### FRAGMENTO DEL TEXTO
════════════════
En Granada, me dicen desde los colectivos que les tienden la mano con un bocadillo, un refresco, un rato de charla y un café, que calculan que son doscientas las personas que no tienen techo y guardan todas sus posesiones en un viejo carrito de la compra, en una maleta desvencijada, en bolsas de grandes superficies.

En las calles del verano julio deja su ardentía en el asfalto mientras la ciudad se viste de calor y de paciencia para afrontar estas temperaturas que esconden a la ciudadanía en sus casas, amparados por la climatización o los ventiladores. Quien se arriesga a salir, lo hace buscando las sombras perentorias de esos árboles, el hogar de los gorrioncillos jovenzuelos que practican sus vuelos inexpertos para volver luego, ufanos, a contarle a sus padres las aventuras fuera del domicilio, anclado ahí, en la rama más alta. Porque el significado de familia, de hogar, es ése: compartir en conversaciones serenas lo que acontece a cada uno de sus integrantes desde la comprensión y el apoyo mutuos.

Pero sucede que, en esta sociedad de prisas, donde cada cual va a lo suyo evidenciando el grado de deshumanización que nos caracteriza, seguramente nos hemos olvidado en alguno de los bolsillos del abrigo invernal que casi nunca utilizamos eso que antaño se denominaba solidaridad. Será por esto que andamos por las aceras o paseamos por las placetas, pero no nos percatamos de que, entre cartones y ropas viejas, están los restos de una casa, de un hogar que saltó por los aires y ha dejado a una persona sobreviviendo al raso.

En Granada, me dicen desde los colectivos que les tienden la mano con un bocadillo, un refresco, un rato de charla y un café, que calculan que son doscientas las personas que no tienen techo y guardan todas sus posesiones en un viejo carrito de la compra, en una maleta desvencijada, en bolsas de grandes superficies. Sus tesoros serán parecidos a los nuestros: fotos de seres queridos, documentos indispensables, tal vez alguna carta de amor desvaída o la primera muñeca que les regaló su madre, manchada por los estragos del tiempo. Algunos son ancianos maltratados por las traiciones de la existencia. Hay también  jóvenes, mujeres de mediana edad desesperadas, hombres fuertes mirando al suelo. Ninguno supuso que las circunstancias lo macharían con la depresión o la enfermedad,  pero hoy sostienen un cartel entre las manos explicando su situación, la ausencia de trabajo, que duermen en una plaza; mientras, nosotros los convertimos en seres transparentes.
════════════════
### REGISTROS DE DATOS
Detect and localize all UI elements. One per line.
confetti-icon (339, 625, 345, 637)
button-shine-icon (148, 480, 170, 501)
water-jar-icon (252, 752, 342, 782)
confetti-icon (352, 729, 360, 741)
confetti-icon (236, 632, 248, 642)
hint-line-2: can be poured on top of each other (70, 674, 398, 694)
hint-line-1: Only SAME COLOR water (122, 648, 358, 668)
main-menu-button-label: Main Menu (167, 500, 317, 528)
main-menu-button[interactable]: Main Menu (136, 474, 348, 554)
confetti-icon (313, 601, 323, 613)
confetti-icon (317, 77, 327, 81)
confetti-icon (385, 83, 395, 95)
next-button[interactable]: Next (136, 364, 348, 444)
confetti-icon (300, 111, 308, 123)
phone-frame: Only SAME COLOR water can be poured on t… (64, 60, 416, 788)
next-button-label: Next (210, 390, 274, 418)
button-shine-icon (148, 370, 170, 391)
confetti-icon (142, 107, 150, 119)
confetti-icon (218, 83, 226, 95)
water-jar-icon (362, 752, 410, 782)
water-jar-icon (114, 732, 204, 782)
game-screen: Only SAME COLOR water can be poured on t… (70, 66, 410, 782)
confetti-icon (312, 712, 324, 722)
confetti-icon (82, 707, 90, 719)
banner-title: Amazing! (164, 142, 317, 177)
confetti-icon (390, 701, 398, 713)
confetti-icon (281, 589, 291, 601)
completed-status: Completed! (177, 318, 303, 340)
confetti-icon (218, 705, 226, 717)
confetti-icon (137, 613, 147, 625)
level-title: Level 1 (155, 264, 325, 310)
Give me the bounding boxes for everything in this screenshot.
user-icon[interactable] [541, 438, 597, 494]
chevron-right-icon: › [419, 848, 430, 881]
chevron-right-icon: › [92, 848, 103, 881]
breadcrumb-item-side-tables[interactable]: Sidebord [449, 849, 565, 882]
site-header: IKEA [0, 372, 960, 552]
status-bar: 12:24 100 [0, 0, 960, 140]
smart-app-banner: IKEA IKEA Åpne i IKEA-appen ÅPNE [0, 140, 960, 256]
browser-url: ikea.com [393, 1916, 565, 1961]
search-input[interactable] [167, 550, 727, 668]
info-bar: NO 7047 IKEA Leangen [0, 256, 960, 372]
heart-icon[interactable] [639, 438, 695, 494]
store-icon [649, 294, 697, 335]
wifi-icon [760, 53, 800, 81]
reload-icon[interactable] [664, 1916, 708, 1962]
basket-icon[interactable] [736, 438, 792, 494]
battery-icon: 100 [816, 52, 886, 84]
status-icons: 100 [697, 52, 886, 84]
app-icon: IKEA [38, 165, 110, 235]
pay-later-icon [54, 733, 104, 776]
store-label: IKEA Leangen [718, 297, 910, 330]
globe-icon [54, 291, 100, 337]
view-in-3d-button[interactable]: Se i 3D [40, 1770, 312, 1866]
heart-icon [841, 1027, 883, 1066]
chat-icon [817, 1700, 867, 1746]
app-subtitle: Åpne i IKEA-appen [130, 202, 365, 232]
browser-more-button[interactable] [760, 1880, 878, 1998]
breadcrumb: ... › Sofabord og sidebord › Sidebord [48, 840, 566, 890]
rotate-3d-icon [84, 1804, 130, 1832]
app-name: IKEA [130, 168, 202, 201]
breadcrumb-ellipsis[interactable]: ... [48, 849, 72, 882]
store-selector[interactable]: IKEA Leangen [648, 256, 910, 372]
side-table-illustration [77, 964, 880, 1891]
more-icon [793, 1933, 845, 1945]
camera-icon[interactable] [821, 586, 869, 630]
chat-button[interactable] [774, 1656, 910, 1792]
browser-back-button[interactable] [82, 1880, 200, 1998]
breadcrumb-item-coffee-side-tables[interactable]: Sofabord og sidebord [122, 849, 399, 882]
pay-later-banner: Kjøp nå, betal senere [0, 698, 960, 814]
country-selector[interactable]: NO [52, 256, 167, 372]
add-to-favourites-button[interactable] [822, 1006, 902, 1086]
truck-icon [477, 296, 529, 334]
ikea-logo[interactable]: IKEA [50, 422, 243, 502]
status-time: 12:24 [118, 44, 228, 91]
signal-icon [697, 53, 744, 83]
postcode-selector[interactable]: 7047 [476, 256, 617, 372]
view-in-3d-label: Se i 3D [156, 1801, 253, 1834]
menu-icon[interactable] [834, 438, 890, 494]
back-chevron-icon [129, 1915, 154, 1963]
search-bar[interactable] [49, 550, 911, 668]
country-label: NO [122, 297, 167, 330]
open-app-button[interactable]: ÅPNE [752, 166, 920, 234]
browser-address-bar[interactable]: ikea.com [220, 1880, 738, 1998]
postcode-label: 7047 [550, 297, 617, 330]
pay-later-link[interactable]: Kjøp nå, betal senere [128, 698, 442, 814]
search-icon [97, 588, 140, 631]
════════════════
### QUÉ HARÁS
1 - Enumera todo lo que, según el texto sobre las personas sin hogar en Granada, les ofrecen los colectivos que les tienden la mano.
2 - Reproduce palabra por palabra el pasaje del texto sobre las personas sin hogar en Granada que empieza con las palabras que contienen "Pero sucede que, en" y termina con "sobreviviendo al raso.".
Los registros no guardan relación con el texto.

### RESULTADOS POR TAREA
1 -
- Un bocadillo
- Un refresco
- Un rato de charla
- Un café

2 -
Pero sucede que, en esta sociedad de prisas, donde cada cual va a lo suyo evidenciando el grado de deshumanización que nos caracteriza, seguramente nos hemos olvidado en alguno de los bolsillos del abrigo invernal que casi nunca utilizamos eso que antaño se denominaba solidaridad. Será por esto que andamos por las aceras o paseamos por las placetas, pero no nos percatamos de que, entre cartones y ropas viejas, están los restos de una casa, de un hogar que saltó por los aires y ha dejado a una persona sobreviviendo al raso.